++++ SOURCE DATA
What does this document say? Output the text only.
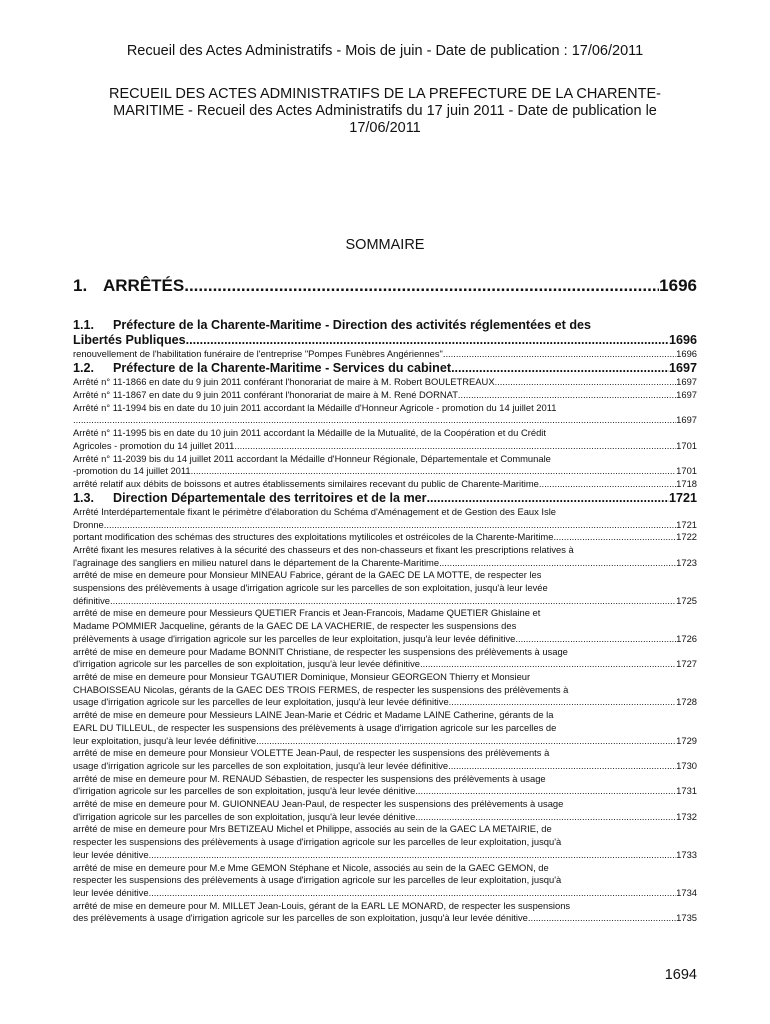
Recueil des Actes Administratifs - Mois de juin - Date de publication : 17/06/2011
RECUEIL DES ACTES ADMINISTRATIFS DE LA PREFECTURE DE LA CHARENTE-
MARITIME - Recueil des Actes Administratifs du 17 juin 2011 - Date de publication le
17/06/2011
SOMMAIRE
1. ARRÊTÉS .....	1696
1.1. Préfecture de la Charente-Maritime - Direction des activités réglementées et des
Libertés Publiques .....	1696
renouvellement de l'habilitation funéraire de l'entreprise "Pompes Funèbres Angériennes" .....	1696
1.2. Préfecture de la Charente-Maritime - Services du cabinet .....	1697
Arrêté n° 11-1866 en date du 9 juin 2011 conférant l'honorariat de maire à M. Robert BOULETREAUX .....	1697
Arrêté n° 11-1867 en date du 9 juin 2011 conférant l'honorariat de maire à M. René DORNAT .....	1697
Arrêté n° 11-1994 bis en date du 10 juin 2011 accordant la Médaille d'Honneur Agricole - promotion du 14 juillet 2011
.....
1697
Arrêté n° 11-1995 bis en date du 10 juin 2011 accordant la Médaille de la Mutualité, de la Coopération et du Crédit
Agricoles - promotion du 14 juillet 2011 .....	1701
Arrêté n° 11-2039 bis du 14 juillet 2011 accordant la Médaille d'Honneur Régionale, Départementale et Communale
-promotion du 14 juillet 2011 .....	1701
arrêté relatif aux débits de boissons et autres établissements similaires recevant du public de Charente-Maritime .....	1718
1.3. Direction Départementale des territoires et de la mer .....	1721
Arrêté Interdépartementale fixant le périmètre d'élaboration du Schéma d'Aménagement et de Gestion des Eaux Isle
Dronne .....	1721
portant modification des schémas des structures des exploitations mytilicoles et ostréicoles de la Charente-Maritime .....	1722
Arrêté fixant les mesures relatives à la sécurité des chasseurs et des non-chasseurs et fixant les prescriptions relatives à
l'agrainage des sangliers en milieu naturel dans le département de la Charente-Maritime .....	1723
arrêté de mise en demeure pour Monsieur MINEAU Fabrice, gérant de la GAEC DE LA MOTTE, de respecter les
suspensions des prélèvements à usage d'irrigation agricole sur les parcelles de son exploitation, jusqu'à leur levée
définitive .....	1725
arrêté de mise en demeure pour Messieurs QUETIER Francis et Jean-Francois, Madame QUETIER Ghislaine et
Madame POMMIER Jacqueline, gérants de la GAEC DE LA VACHERIE, de respecter les suspensions des
prélèvements à usage d'irrigation agricole sur les parcelles de leur exploitation, jusqu'à leur levée définitive .....	1726
arrêté de mise en demeure pour Madame BONNIT Christiane, de respecter les suspensions des prélèvements à usage
d'irrigation agricole sur les parcelles de son exploitation, jusqu'à leur levée définitive .....	1727
arrêté de mise en demeure pour Monsieur TGAUTIER Dominique, Monsieur GEORGEON Thierry et Monsieur
CHABOISSEAU Nicolas, gérants de la GAEC DES TROIS FERMES, de respecter les suspensions des prélèvements à
usage d'irrigation agricole sur les parcelles de leur exploitation, jusqu'à leur levée définitive .....	1728
arrêté de mise en demeure pour Messieurs LAINE Jean-Marie et Cédric et Madame LAINE Catherine, gérants de la
EARL DU TILLEUL, de respecter les suspensions des prélèvements à usage d'irrigation agricole sur les parcelles de
leur exploitation, jusqu'à leur levée définitive .....	1729
arrêté de mise en demeure pour Monsieur VOLETTE Jean-Paul, de respecter les suspensions des prélèvements à
usage d'irrigation agricole sur les parcelles de son exploitation, jusqu'à leur levée définitive .....	1730
arrêté de mise en demeure pour M. RENAUD Sébastien, de respecter les suspensions des prélèvements à usage
d'irrigation agricole sur les parcelles de son exploitation, jusqu'à leur levée dénitive .....	1731
arrêté de mise en demeure pour M. GUIONNEAU Jean-Paul, de respecter les suspensions des prélèvements à usage
d'irrigation agricole sur les parcelles de son exploitation, jusqu'à leur levée dénitive .....	1732
arrêté de mise en demeure pour Mrs BETIZEAU Michel et Philippe, associés au sein de la GAEC LA METAIRIE, de
respecter les suspensions des prélèvements à usage d'irrigation agricole sur les parcelles de leur exploitation, jusqu'à
leur levée dénitive .....	1733
arrêté de mise en demeure pour M.e Mme GEMON Stéphane et Nicole, associés au sein de la GAEC GEMON, de
respecter les suspensions des prélèvements à usage d'irrigation agricole sur les parcelles de leur exploitation, jusqu'à
leur levée dénitive .....	1734
arrêté de mise en demeure pour M. MILLET Jean-Louis, gérant de la EARL LE MONARD, de respecter les suspensions
des prélèvements à usage d'irrigation agricole sur les parcelles de son exploitation, jusqu'à leur levée dénitive .....	1735
1694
++++++++
### PROBLEM TO SOLVE
Go through the records above and copy every line with the word "sein".

### EXPECTED ANSWER
arrêté de mise en demeure pour Mrs BETIZEAU Michel et Philippe, associés au sein de la GAEC LA METAIRIE, de
arrêté de mise en demeure pour M.e Mme GEMON Stéphane et Nicole, associés au sein de la GAEC GEMON, de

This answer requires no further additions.